**WORK TO DO**
Reproduce each record exactly.

-- begin --

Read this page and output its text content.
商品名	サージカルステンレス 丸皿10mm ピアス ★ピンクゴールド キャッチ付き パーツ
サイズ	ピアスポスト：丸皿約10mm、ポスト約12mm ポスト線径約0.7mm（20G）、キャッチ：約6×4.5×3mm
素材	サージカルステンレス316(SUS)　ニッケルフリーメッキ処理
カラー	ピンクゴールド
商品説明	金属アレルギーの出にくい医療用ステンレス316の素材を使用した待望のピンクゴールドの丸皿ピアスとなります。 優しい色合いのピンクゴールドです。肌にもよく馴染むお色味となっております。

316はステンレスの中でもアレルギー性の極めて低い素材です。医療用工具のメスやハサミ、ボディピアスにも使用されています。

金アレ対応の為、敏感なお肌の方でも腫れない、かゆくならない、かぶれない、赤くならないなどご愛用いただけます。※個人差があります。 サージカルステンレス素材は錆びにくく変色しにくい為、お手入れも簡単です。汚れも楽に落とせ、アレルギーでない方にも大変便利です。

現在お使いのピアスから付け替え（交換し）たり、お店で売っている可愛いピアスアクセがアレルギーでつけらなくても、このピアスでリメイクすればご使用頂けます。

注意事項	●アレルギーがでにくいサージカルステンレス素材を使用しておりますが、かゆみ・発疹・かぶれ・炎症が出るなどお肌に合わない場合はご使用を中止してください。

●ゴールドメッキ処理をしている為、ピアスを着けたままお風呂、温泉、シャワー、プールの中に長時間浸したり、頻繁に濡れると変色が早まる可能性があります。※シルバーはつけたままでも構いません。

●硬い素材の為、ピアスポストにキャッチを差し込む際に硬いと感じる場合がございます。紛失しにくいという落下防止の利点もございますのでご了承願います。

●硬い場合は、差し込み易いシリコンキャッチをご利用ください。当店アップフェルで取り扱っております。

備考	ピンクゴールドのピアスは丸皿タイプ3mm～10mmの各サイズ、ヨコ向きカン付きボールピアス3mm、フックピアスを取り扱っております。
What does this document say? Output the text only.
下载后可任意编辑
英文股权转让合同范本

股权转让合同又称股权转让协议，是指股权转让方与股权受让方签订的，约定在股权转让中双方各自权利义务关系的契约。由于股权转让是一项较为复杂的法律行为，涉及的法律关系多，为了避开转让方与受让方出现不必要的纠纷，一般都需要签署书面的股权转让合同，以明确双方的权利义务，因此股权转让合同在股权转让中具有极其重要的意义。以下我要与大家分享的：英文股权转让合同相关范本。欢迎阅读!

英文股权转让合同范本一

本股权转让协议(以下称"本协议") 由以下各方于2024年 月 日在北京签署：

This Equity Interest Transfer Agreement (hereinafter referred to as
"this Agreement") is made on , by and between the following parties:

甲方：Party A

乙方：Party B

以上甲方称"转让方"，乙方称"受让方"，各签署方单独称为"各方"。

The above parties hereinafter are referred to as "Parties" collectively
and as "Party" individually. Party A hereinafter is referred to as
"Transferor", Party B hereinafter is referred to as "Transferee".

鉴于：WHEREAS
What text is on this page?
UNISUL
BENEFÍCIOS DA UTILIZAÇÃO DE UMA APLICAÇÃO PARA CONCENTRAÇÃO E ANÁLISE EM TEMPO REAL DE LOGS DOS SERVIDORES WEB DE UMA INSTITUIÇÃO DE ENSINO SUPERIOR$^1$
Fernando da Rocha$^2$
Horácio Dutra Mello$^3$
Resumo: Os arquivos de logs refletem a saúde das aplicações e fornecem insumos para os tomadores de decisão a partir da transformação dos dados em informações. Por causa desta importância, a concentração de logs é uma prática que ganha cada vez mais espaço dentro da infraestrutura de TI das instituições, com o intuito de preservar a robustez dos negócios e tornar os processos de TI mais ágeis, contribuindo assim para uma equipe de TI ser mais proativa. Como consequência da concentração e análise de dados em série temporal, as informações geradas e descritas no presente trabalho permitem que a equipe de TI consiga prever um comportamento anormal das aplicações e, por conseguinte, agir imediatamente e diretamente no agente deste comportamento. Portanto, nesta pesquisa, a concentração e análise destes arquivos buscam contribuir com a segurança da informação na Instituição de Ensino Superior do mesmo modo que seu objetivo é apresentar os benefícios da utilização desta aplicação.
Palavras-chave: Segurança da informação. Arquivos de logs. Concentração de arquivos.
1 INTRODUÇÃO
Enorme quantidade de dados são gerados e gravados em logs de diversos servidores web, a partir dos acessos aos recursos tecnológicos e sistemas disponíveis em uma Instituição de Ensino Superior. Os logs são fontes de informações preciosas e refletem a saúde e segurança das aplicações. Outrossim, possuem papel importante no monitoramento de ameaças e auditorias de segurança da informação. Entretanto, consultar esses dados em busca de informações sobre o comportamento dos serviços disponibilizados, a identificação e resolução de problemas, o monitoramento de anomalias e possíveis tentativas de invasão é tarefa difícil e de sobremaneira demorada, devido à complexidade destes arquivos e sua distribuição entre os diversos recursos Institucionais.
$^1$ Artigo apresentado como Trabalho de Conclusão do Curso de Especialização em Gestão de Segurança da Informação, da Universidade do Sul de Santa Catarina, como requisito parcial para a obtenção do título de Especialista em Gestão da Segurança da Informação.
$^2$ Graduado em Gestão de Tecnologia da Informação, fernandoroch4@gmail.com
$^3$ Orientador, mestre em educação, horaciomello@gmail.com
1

-- end --

**WRITTEN SOLUTION**
Read this page and output its text content.
商品名	サージカルステンレス 丸皿10mm ピアス ★ピンクゴールド キャッチ付き パーツ
サイズ	ピアスポスト：丸皿約10mm、ポスト約12mm ポスト線径約0.7mm（20G）、キャッチ：約6×4.5×3mm
素材	サージカルステンレス316(SUS)　ニッケルフリーメッキ処理
カラー	ピンクゴールド
商品説明	金属アレルギーの出にくい医療用ステンレス316の素材を使用した待望のピンクゴールドの丸皿ピアスとなります。 優しい色合いのピンクゴールドです。肌にもよく馴染むお色味となっております。

316はステンレスの中でもアレルギー性の極めて低い素材です。医療用工具のメスやハサミ、ボディピアスにも使用されています。

金アレ対応の為、敏感なお肌の方でも腫れない、かゆくならない、かぶれない、赤くならないなどご愛用いただけます。※個人差があります。 サージカルステンレス素材は錆びにくく変色しにくい為、お手入れも簡単です。汚れも楽に落とせ、アレルギーでない方にも大変便利です。

現在お使いのピアスから付け替え（交換し）たり、お店で売っている可愛いピアスアクセがアレルギーでつけらなくても、このピアスでリメイクすればご使用頂けます。

注意事項	●アレルギーがでにくいサージカルステンレス素材を使用しておりますが、かゆみ・発疹・かぶれ・炎症が出るなどお肌に合わない場合はご使用を中止してください。

●ゴールドメッキ処理をしている為、ピアスを着けたままお風呂、温泉、シャワー、プールの中に長時間浸したり、頻繁に濡れると変色が早まる可能性があります。※シルバーはつけたままでも構いません。

●硬い素材の為、ピアスポストにキャッチを差し込む際に硬いと感じる場合がございます。紛失しにくいという落下防止の利点もございますのでご了承願います。

●硬い場合は、差し込み易いシリコンキャッチをご利用ください。当店アップフェルで取り扱っております。

備考	ピンクゴールドのピアスは丸皿タイプ3mm～10mmの各サイズ、ヨコ向きカン付きボールピアス3mm、フックピアスを取り扱っております。
What does this document say? Output the text only.
下载后可任意编辑
英文股权转让合同范本

股权转让合同又称股权转让协议，是指股权转让方与股权受让方签订的，约定在股权转让中双方各自权利义务关系的契约。由于股权转让是一项较为复杂的法律行为，涉及的法律关系多，为了避开转让方与受让方出现不必要的纠纷，一般都需要签署书面的股权转让合同，以明确双方的权利义务，因此股权转让合同在股权转让中具有极其重要的意义。以下我要与大家分享的：英文股权转让合同相关范本。欢迎阅读!

英文股权转让合同范本一

本股权转让协议(以下称"本协议") 由以下各方于2024年 月 日在北京签署：

This Equity Interest Transfer Agreement (hereinafter referred to as
"this Agreement") is made on , by and between the following parties:

甲方：Party A

乙方：Party B

以上甲方称"转让方"，乙方称"受让方"，各签署方单独称为"各方"。

The above parties hereinafter are referred to as "Parties" collectively
and as "Party" individually. Party A hereinafter is referred to as
"Transferor", Party B hereinafter is referred to as "Transferee".

鉴于：WHEREAS
What text is on this page?
UNISUL
BENEFÍCIOS DA UTILIZAÇÃO DE UMA APLICAÇÃO PARA CONCENTRAÇÃO E ANÁLISE EM TEMPO REAL DE LOGS DOS SERVIDORES WEB DE UMA INSTITUIÇÃO DE ENSINO SUPERIOR$^1$
Fernando da Rocha$^2$
Horácio Dutra Mello$^3$
Resumo: Os arquivos de logs refletem a saúde das aplicações e fornecem insumos para os tomadores de decisão a partir da transformação dos dados em informações. Por causa desta importância, a concentração de logs é uma prática que ganha cada vez mais espaço dentro da infraestrutura de TI das instituições, com o intuito de preservar a robustez dos negócios e tornar os processos de TI mais ágeis, contribuindo assim para uma equipe de TI ser mais proativa. Como consequência da concentração e análise de dados em série temporal, as informações geradas e descritas no presente trabalho permitem que a equipe de TI consiga prever um comportamento anormal das aplicações e, por conseguinte, agir imediatamente e diretamente no agente deste comportamento. Portanto, nesta pesquisa, a concentração e análise destes arquivos buscam contribuir com a segurança da informação na Instituição de Ensino Superior do mesmo modo que seu objetivo é apresentar os benefícios da utilização desta aplicação.
Palavras-chave: Segurança da informação. Arquivos de logs. Concentração de arquivos.
1 INTRODUÇÃO
Enorme quantidade de dados são gerados e gravados em logs de diversos servidores web, a partir dos acessos aos recursos tecnológicos e sistemas disponíveis em uma Instituição de Ensino Superior. Os logs são fontes de informações preciosas e refletem a saúde e segurança das aplicações. Outrossim, possuem papel importante no monitoramento de ameaças e auditorias de segurança da informação. Entretanto, consultar esses dados em busca de informações sobre o comportamento dos serviços disponibilizados, a identificação e resolução de problemas, o monitoramento de anomalias e possíveis tentativas de invasão é tarefa difícil e de sobremaneira demorada, devido à complexidade destes arquivos e sua distribuição entre os diversos recursos Institucionais.
$^1$ Artigo apresentado como Trabalho de Conclusão do Curso de Especialização em Gestão de Segurança da Informação, da Universidade do Sul de Santa Catarina, como requisito parcial para a obtenção do título de Especialista em Gestão da Segurança da Informação.
$^2$ Graduado em Gestão de Tecnologia da Informação, fernandoroch4@gmail.com
$^3$ Orientador, mestre em educação, horaciomello@gmail.com
1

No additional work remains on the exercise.